Of the lines in the records that follow, how many include the word "thực"? Answer with a bare number.

(Source records)
## Begin
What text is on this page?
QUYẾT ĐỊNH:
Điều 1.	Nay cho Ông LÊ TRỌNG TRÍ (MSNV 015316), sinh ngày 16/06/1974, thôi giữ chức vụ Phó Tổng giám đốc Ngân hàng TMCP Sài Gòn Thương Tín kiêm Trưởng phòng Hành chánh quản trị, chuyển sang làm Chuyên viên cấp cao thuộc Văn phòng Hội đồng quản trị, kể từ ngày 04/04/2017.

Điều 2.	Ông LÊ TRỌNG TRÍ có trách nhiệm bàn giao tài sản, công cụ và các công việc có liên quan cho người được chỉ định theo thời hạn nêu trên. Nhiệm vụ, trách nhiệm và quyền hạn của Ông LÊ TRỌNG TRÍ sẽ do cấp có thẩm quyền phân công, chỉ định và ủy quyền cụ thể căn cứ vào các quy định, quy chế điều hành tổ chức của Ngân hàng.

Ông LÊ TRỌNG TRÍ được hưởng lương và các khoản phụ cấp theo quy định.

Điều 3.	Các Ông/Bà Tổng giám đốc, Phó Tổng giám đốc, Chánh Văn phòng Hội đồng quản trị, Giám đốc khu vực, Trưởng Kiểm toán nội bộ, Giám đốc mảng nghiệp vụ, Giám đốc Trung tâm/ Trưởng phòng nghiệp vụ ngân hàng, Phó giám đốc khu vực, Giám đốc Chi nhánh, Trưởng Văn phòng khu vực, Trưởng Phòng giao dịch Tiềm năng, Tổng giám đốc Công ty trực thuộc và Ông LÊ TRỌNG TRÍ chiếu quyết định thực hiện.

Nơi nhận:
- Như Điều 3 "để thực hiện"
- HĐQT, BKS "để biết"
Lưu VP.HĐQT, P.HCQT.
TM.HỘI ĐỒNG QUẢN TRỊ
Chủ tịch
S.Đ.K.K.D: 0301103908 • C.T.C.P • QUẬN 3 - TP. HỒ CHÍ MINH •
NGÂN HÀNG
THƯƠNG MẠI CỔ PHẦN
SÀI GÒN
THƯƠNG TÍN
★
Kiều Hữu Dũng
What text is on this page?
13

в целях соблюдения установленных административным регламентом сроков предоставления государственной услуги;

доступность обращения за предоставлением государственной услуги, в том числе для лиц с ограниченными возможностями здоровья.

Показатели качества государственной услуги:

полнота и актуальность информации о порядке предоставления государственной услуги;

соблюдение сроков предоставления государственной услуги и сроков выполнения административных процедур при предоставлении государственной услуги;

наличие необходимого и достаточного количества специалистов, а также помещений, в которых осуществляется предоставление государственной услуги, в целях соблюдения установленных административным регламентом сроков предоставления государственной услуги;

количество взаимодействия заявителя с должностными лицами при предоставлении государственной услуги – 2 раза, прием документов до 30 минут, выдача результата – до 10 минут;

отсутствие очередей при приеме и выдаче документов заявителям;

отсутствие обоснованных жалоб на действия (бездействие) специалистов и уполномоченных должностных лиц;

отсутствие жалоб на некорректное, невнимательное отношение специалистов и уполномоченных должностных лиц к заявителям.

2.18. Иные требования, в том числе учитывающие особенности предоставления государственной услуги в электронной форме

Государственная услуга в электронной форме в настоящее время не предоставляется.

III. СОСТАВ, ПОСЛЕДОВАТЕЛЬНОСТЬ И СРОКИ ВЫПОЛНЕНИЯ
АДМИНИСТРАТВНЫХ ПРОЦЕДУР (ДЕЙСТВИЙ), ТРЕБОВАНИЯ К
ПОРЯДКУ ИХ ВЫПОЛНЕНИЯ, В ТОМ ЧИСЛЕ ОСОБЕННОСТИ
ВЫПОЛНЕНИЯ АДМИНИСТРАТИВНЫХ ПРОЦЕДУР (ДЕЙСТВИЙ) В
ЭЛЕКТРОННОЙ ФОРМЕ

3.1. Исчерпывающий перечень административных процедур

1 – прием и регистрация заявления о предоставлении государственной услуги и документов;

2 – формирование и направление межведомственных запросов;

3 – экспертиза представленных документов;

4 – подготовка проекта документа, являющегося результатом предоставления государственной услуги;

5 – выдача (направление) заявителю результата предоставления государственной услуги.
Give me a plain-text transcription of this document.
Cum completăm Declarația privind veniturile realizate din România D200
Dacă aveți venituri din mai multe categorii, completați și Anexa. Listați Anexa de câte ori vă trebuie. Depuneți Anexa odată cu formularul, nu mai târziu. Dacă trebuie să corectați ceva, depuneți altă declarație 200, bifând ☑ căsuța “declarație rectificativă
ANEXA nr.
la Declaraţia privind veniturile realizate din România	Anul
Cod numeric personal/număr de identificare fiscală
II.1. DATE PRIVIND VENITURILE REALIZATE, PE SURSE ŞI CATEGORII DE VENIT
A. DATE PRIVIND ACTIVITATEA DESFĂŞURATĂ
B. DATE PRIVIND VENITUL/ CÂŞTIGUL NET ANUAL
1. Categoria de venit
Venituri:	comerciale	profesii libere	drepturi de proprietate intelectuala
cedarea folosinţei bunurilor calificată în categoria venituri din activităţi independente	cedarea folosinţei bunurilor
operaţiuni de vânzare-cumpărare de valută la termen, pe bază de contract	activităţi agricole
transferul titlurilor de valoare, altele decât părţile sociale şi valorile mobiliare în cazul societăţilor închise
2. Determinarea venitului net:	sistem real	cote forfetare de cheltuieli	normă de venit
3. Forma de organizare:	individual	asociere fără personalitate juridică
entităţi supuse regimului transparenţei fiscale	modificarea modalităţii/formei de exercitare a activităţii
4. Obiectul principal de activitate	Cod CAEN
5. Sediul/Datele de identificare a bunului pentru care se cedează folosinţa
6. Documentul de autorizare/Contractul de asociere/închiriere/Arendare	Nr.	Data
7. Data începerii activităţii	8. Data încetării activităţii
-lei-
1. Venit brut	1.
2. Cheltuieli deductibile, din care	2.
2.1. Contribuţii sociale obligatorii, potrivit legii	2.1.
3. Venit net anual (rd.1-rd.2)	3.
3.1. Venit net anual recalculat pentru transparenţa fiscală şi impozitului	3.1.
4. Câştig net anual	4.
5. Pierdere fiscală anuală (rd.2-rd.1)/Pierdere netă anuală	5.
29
## End
__Result__
2